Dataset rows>
>>

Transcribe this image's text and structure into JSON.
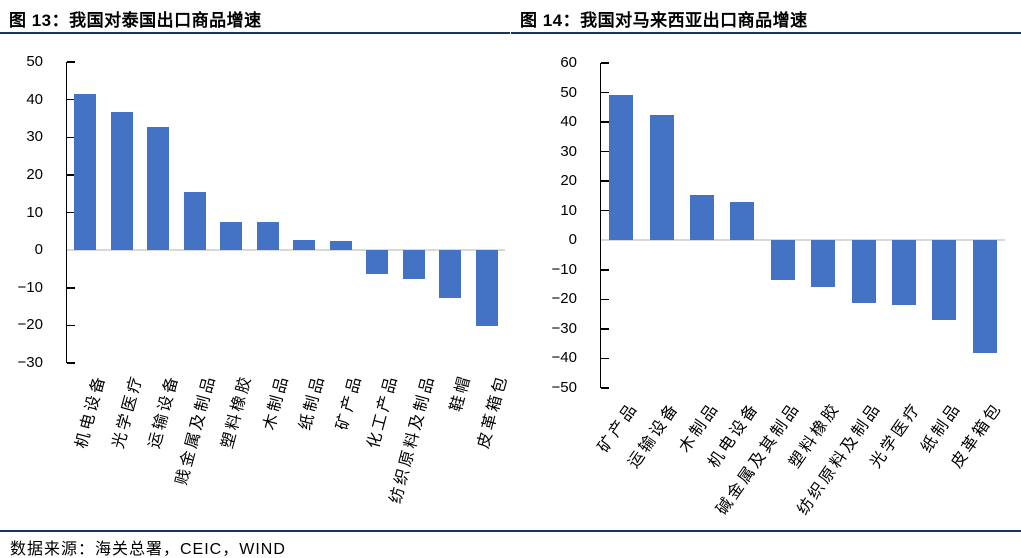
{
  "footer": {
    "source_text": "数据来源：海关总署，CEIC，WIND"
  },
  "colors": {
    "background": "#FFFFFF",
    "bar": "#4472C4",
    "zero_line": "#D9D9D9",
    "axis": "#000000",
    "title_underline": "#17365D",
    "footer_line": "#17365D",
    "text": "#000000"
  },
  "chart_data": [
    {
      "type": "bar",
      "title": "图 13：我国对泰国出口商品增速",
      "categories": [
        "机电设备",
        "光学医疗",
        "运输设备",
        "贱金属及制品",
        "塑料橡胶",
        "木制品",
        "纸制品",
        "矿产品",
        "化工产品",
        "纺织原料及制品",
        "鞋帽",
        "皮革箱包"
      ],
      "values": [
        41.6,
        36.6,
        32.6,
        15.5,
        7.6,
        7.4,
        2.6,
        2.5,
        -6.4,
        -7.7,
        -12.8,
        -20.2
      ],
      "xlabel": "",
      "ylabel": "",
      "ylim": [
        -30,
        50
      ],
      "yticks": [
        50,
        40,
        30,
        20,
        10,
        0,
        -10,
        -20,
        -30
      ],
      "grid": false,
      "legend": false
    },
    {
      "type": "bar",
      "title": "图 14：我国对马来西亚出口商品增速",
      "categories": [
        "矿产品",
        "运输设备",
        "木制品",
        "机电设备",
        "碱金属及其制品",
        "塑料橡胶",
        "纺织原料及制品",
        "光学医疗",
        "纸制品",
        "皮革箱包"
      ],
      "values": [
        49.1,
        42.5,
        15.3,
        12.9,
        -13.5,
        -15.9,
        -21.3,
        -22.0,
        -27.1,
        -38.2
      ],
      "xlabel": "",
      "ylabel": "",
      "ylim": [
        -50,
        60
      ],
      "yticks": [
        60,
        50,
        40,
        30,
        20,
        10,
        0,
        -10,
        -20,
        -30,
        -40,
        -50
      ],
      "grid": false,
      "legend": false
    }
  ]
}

<<

Set every line down exactly as written, leaving each picture out.

Transcribe this image's text and structure into JSON.
{
  "footer": {
    "source_text": "数据来源：海关总署，CEIC，WIND"
  },
  "colors": {
    "background": "#FFFFFF",
    "bar": "#4472C4",
    "zero_line": "#D9D9D9",
    "axis": "#000000",
    "title_underline": "#17365D",
    "footer_line": "#17365D",
    "text": "#000000"
  },
  "chart_data": [
    {
      "type": "bar",
      "title": "图 13：我国对泰国出口商品增速",
      "categories": [
        "机电设备",
        "光学医疗",
        "运输设备",
        "贱金属及制品",
        "塑料橡胶",
        "木制品",
        "纸制品",
        "矿产品",
        "化工产品",
        "纺织原料及制品",
        "鞋帽",
        "皮革箱包"
      ],
      "values": [
        41.6,
        36.6,
        32.6,
        15.5,
        7.6,
        7.4,
        2.6,
        2.5,
        -6.4,
        -7.7,
        -12.8,
        -20.2
      ],
      "xlabel": "",
      "ylabel": "",
      "ylim": [
        -30,
        50
      ],
      "yticks": [
        50,
        40,
        30,
        20,
        10,
        0,
        -10,
        -20,
        -30
      ],
      "grid": false,
      "legend": false
    },
    {
      "type": "bar",
      "title": "图 14：我国对马来西亚出口商品增速",
      "categories": [
        "矿产品",
        "运输设备",
        "木制品",
        "机电设备",
        "碱金属及其制品",
        "塑料橡胶",
        "纺织原料及制品",
        "光学医疗",
        "纸制品",
        "皮革箱包"
      ],
      "values": [
        49.1,
        42.5,
        15.3,
        12.9,
        -13.5,
        -15.9,
        -21.3,
        -22.0,
        -27.1,
        -38.2
      ],
      "xlabel": "",
      "ylabel": "",
      "ylim": [
        -50,
        60
      ],
      "yticks": [
        60,
        50,
        40,
        30,
        20,
        10,
        0,
        -10,
        -20,
        -30,
        -40,
        -50
      ],
      "grid": false,
      "legend": false
    }
  ]
}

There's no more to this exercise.